→ Task statement:
Could you copy every line from the material below in which "Ajouter" appears?

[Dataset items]
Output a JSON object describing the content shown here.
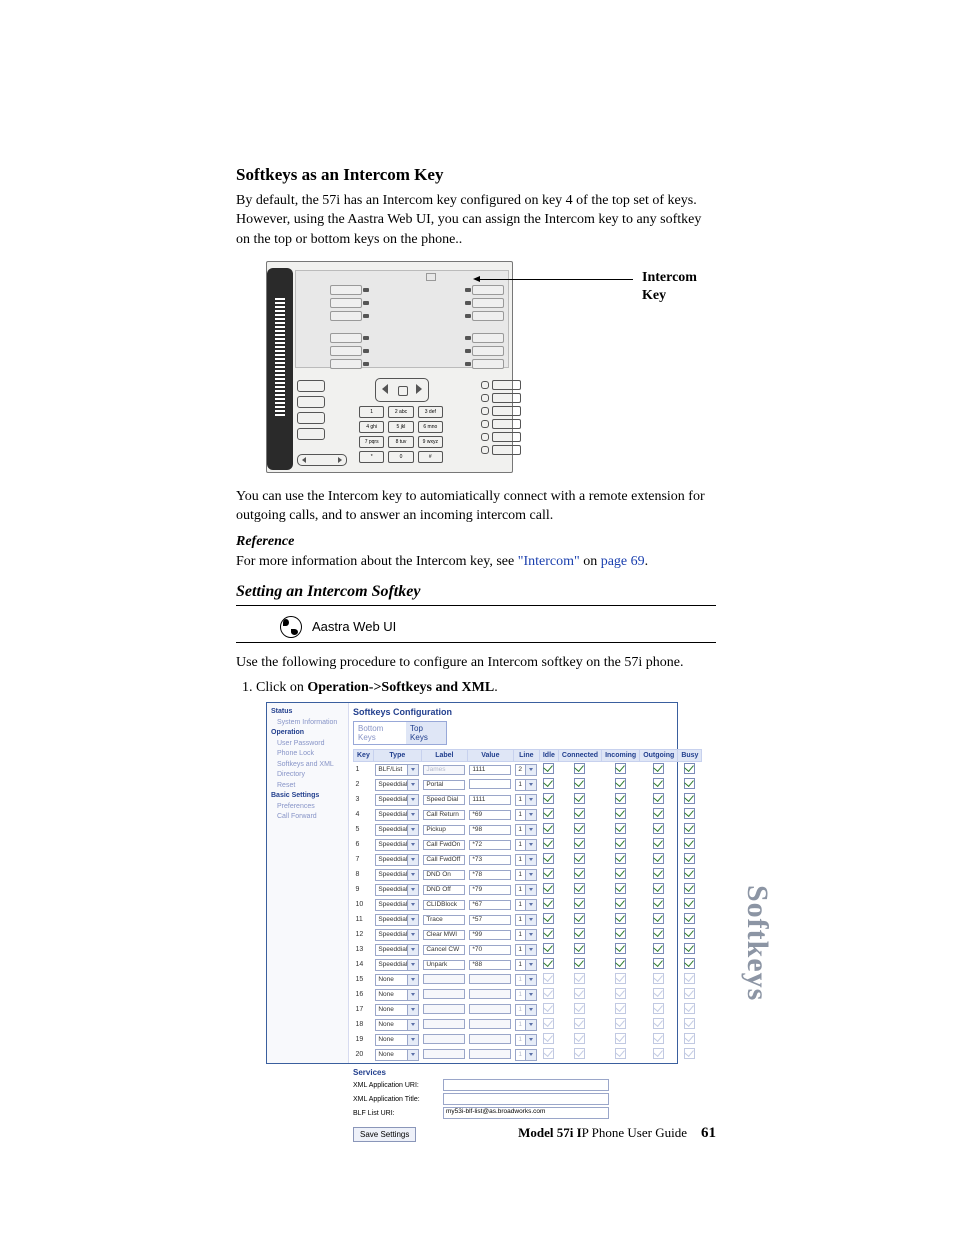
{
  "section": {
    "title": "Softkeys as an Intercom Key",
    "intro": "By default, the 57i has an Intercom key configured on key 4 of the top set of keys. However, using the Aastra Web UI, you can assign the Intercom key to any softkey on the top or bottom keys on the phone..",
    "pointer_label_l1": "Intercom",
    "pointer_label_l2": "Key",
    "usage": "You can use the Intercom key to automiatically connect with a remote extension for outgoing calls, and to answer an incoming intercom call.",
    "ref_heading": "Reference",
    "ref_pre": "For more information about the Intercom key, see ",
    "ref_link": "\"Intercom\"",
    "ref_mid": " on ",
    "ref_page": "page 69",
    "ref_post": ".",
    "sub_heading": "Setting an Intercom Softkey",
    "webui_label": "Aastra Web UI",
    "procedure": "Use the following procedure to configure an Intercom softkey on the 57i phone.",
    "step1_pre": "Click on ",
    "step1_bold": "Operation->Softkeys and XML",
    "step1_post": "."
  },
  "keypad": [
    [
      "1",
      "2 abc",
      "3 def"
    ],
    [
      "4 ghi",
      "5 jkl",
      "6 mno"
    ],
    [
      "7 pqrs",
      "8 tuv",
      "9 wxyz"
    ],
    [
      "*",
      "0",
      "#"
    ]
  ],
  "cfg": {
    "side": {
      "status": "Status",
      "sysinfo": "System Information",
      "operation": "Operation",
      "userpw": "User Password",
      "phonelock": "Phone Lock",
      "softkeys": "Softkeys and XML",
      "directory": "Directory",
      "reset": "Reset",
      "basic": "Basic Settings",
      "prefs": "Preferences",
      "callfwd": "Call Forward"
    },
    "title": "Softkeys Configuration",
    "tab_bottom": "Bottom Keys",
    "tab_top": "Top Keys",
    "headers": [
      "Key",
      "Type",
      "Label",
      "Value",
      "Line",
      "Idle",
      "Connected",
      "Incoming",
      "Outgoing",
      "Busy"
    ],
    "rows": [
      {
        "k": "1",
        "type": "BLF/List",
        "label": "James",
        "value": "1111",
        "line": "2",
        "en": true,
        "dis_label": true
      },
      {
        "k": "2",
        "type": "Speeddial",
        "label": "Portal",
        "value": "",
        "line": "1",
        "en": true
      },
      {
        "k": "3",
        "type": "Speeddial",
        "label": "Speed Dial",
        "value": "1111",
        "line": "1",
        "en": true
      },
      {
        "k": "4",
        "type": "Speeddial",
        "label": "Call Return",
        "value": "*69",
        "line": "1",
        "en": true
      },
      {
        "k": "5",
        "type": "Speeddial",
        "label": "Pickup",
        "value": "*98",
        "line": "1",
        "en": true
      },
      {
        "k": "6",
        "type": "Speeddial",
        "label": "Call FwdOn",
        "value": "*72",
        "line": "1",
        "en": true
      },
      {
        "k": "7",
        "type": "Speeddial",
        "label": "Call FwdOff",
        "value": "*73",
        "line": "1",
        "en": true
      },
      {
        "k": "8",
        "type": "Speeddial",
        "label": "DND On",
        "value": "*78",
        "line": "1",
        "en": true
      },
      {
        "k": "9",
        "type": "Speeddial",
        "label": "DND Off",
        "value": "*79",
        "line": "1",
        "en": true
      },
      {
        "k": "10",
        "type": "Speeddial",
        "label": "CLIDBlock",
        "value": "*67",
        "line": "1",
        "en": true
      },
      {
        "k": "11",
        "type": "Speeddial",
        "label": "Trace",
        "value": "*57",
        "line": "1",
        "en": true
      },
      {
        "k": "12",
        "type": "Speeddial",
        "label": "Clear MWI",
        "value": "*99",
        "line": "1",
        "en": true
      },
      {
        "k": "13",
        "type": "Speeddial",
        "label": "Cancel CW",
        "value": "*70",
        "line": "1",
        "en": true
      },
      {
        "k": "14",
        "type": "Speeddial",
        "label": "Unpark",
        "value": "*88",
        "line": "1",
        "en": true
      },
      {
        "k": "15",
        "type": "None",
        "label": "",
        "value": "",
        "line": "1",
        "en": false
      },
      {
        "k": "16",
        "type": "None",
        "label": "",
        "value": "",
        "line": "1",
        "en": false
      },
      {
        "k": "17",
        "type": "None",
        "label": "",
        "value": "",
        "line": "1",
        "en": false
      },
      {
        "k": "18",
        "type": "None",
        "label": "",
        "value": "",
        "line": "1",
        "en": false
      },
      {
        "k": "19",
        "type": "None",
        "label": "",
        "value": "",
        "line": "1",
        "en": false
      },
      {
        "k": "20",
        "type": "None",
        "label": "",
        "value": "",
        "line": "1",
        "en": false
      }
    ],
    "services": "Services",
    "xml_uri": "XML Application URI:",
    "xml_title": "XML Application Title:",
    "blf_uri": "BLF List URI:",
    "blf_val": "my53i-blf-list@as.broadworks.com",
    "save": "Save Settings"
  },
  "footer": {
    "guide": "Model 57i IP Phone User Guide",
    "page": "61"
  },
  "sidetab": "Softkeys"
}
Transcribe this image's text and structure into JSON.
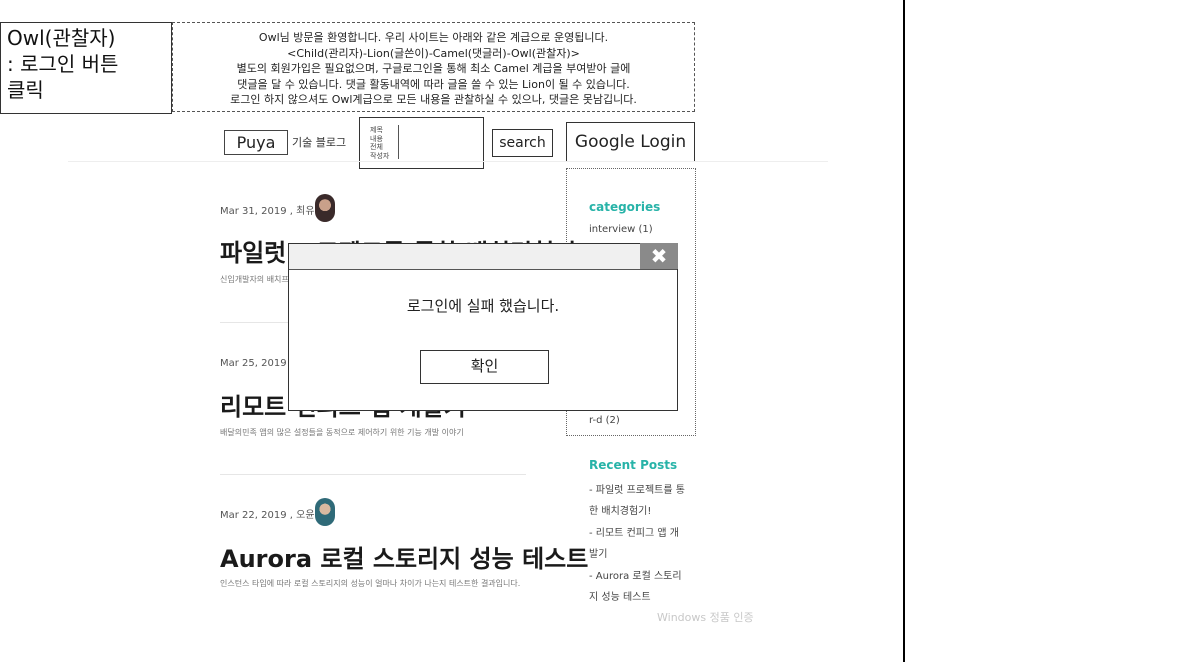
{
  "role_box": {
    "line1": "Owl(관찰자)",
    "line2": ": 로그인 버튼",
    "line3": "클릭"
  },
  "notice": {
    "lines": [
      "Owl님 방문을 환영합니다. 우리 사이트는 아래와 같은 계급으로 운영됩니다.",
      "<Child(관리자)-Lion(글쓴이)-Camel(댓글러)-Owl(관찰자)>",
      "별도의 회원가입은 필요없으며, 구글로그인을 통해 최소 Camel 계급을 부여받아 글에",
      "댓글을 달 수 있습니다. 댓글 활동내역에 따라 글을 쓸 수 있는 Lion이 될 수 있습니다.",
      "로그인 하지 않으셔도 Owl계급으로 모든 내용을 관찰하실 수 있으나, 댓글은 못남깁니다."
    ]
  },
  "header": {
    "blog_name": "Puya",
    "blog_subtitle": "기술 블로그",
    "search_options": [
      "제목",
      "내용",
      "전체",
      "작성자"
    ],
    "search_label": "search",
    "google_login_label": "Google Login"
  },
  "posts": [
    {
      "meta": "Mar 31, 2019 , 최유성",
      "title": "파일럿 프로젝트를 통한 배치경험기!",
      "desc": "신입개발자의 배치프로젝트 경험기"
    },
    {
      "meta": "Mar 25, 2019 , 이",
      "title": "리모트 컨피그 앱 개발기",
      "desc": "배달의민족 앱의 많은 설정들을 동적으로 제어하기 위한 기능 개발 이야기"
    },
    {
      "meta": "Mar 22, 2019 , 오윤택",
      "title": "Aurora 로컬 스토리지 성능 테스트",
      "desc": "인스턴스 타입에 따라 로컬 스토리지의 성능이 얼마나 차이가 나는지 테스트한 결과입니다."
    }
  ],
  "sidebar": {
    "categories_title": "categories",
    "categories": [
      "interview (1)",
      "r-d (2)"
    ],
    "recent_title": "Recent Posts",
    "recent_lines": [
      "- 파일럿 프로젝트를 통",
      "한 배치경험기!",
      "- 리모트 컨피그 앱 개",
      "발기",
      "- Aurora 로컬 스토리",
      "지 성능 테스트"
    ]
  },
  "watermark": "Windows 정품 인증",
  "modal": {
    "message": "로그인에 실패 했습니다.",
    "ok_label": "확인",
    "close_glyph": "✖"
  },
  "colors": {
    "accent": "#27b3a8",
    "modal_close_bg": "#8a8a8a"
  }
}
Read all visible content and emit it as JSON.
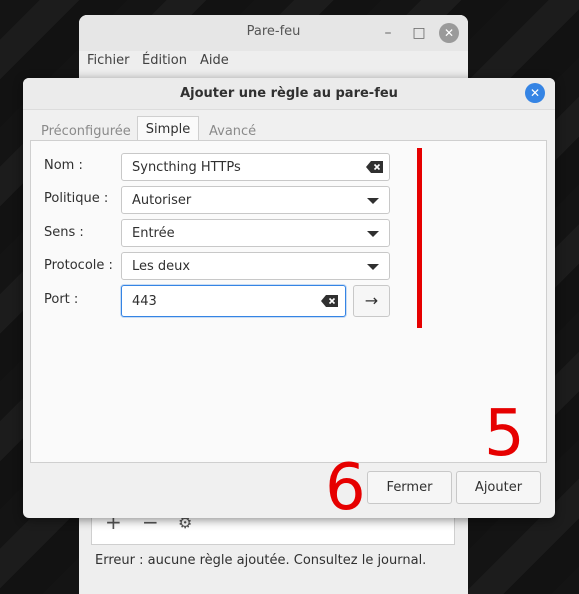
{
  "main_window": {
    "title": "Pare-feu",
    "menu": [
      "Fichier",
      "Édition",
      "Aide"
    ],
    "status": "Erreur : aucune règle ajoutée. Consultez le journal.",
    "toolbar_icons": [
      "plus-icon",
      "minus-icon",
      "gear-icon"
    ]
  },
  "dialog": {
    "title": "Ajouter une règle au pare-feu",
    "tabs": [
      "Préconfigurée",
      "Simple",
      "Avancé"
    ],
    "active_tab": "Simple",
    "fields": {
      "name_label": "Nom :",
      "name_value": "Syncthing HTTPs",
      "policy_label": "Politique :",
      "policy_value": "Autoriser",
      "direction_label": "Sens :",
      "direction_value": "Entrée",
      "protocol_label": "Protocole :",
      "protocol_value": "Les deux",
      "port_label": "Port :",
      "port_value": "443"
    },
    "buttons": {
      "close": "Fermer",
      "add": "Ajouter"
    }
  },
  "annotations": {
    "number_a": "5",
    "number_b": "6",
    "color": "#e60000"
  },
  "colors": {
    "accent": "#3584e4"
  }
}
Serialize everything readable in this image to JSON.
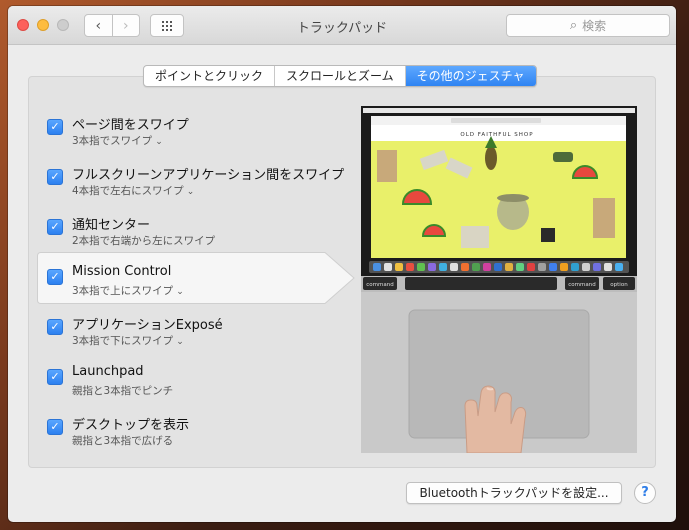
{
  "window": {
    "title": "トラックパッド",
    "search_placeholder": "検索"
  },
  "tabs": [
    {
      "label": "ポイントとクリック",
      "active": false
    },
    {
      "label": "スクロールとズーム",
      "active": false
    },
    {
      "label": "その他のジェスチャ",
      "active": true
    }
  ],
  "gestures": [
    {
      "title": "ページ間をスワイプ",
      "sub": "3本指でスワイプ",
      "has_menu": true,
      "checked": true
    },
    {
      "title": "フルスクリーンアプリケーション間をスワイプ",
      "sub": "4本指で左右にスワイプ",
      "has_menu": true,
      "checked": true
    },
    {
      "title": "通知センター",
      "sub": "2本指で右端から左にスワイプ",
      "has_menu": false,
      "checked": true
    },
    {
      "title": "Mission Control",
      "sub": "3本指で上にスワイプ",
      "has_menu": true,
      "checked": true,
      "selected": true
    },
    {
      "title": "アプリケーションExposé",
      "sub": "3本指で下にスワイプ",
      "has_menu": true,
      "checked": true
    },
    {
      "title": "Launchpad",
      "sub": "親指と3本指でピンチ",
      "has_menu": false,
      "checked": true
    },
    {
      "title": "デスクトップを表示",
      "sub": "親指と3本指で広げる",
      "has_menu": false,
      "checked": true
    }
  ],
  "preview": {
    "shop_name": "OLD FAITHFUL SHOP",
    "key_left": "command",
    "key_right1": "command",
    "key_right2": "option"
  },
  "footer": {
    "bluetooth_button": "Bluetoothトラックパッドを設定...",
    "help": "?"
  },
  "colors": {
    "accent": "#2f84f2",
    "preview_yellow": "#e9f06a"
  }
}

→ The reply:
    "title": "Ajouter une règle au pare-feu",
      "add": "Ajouter"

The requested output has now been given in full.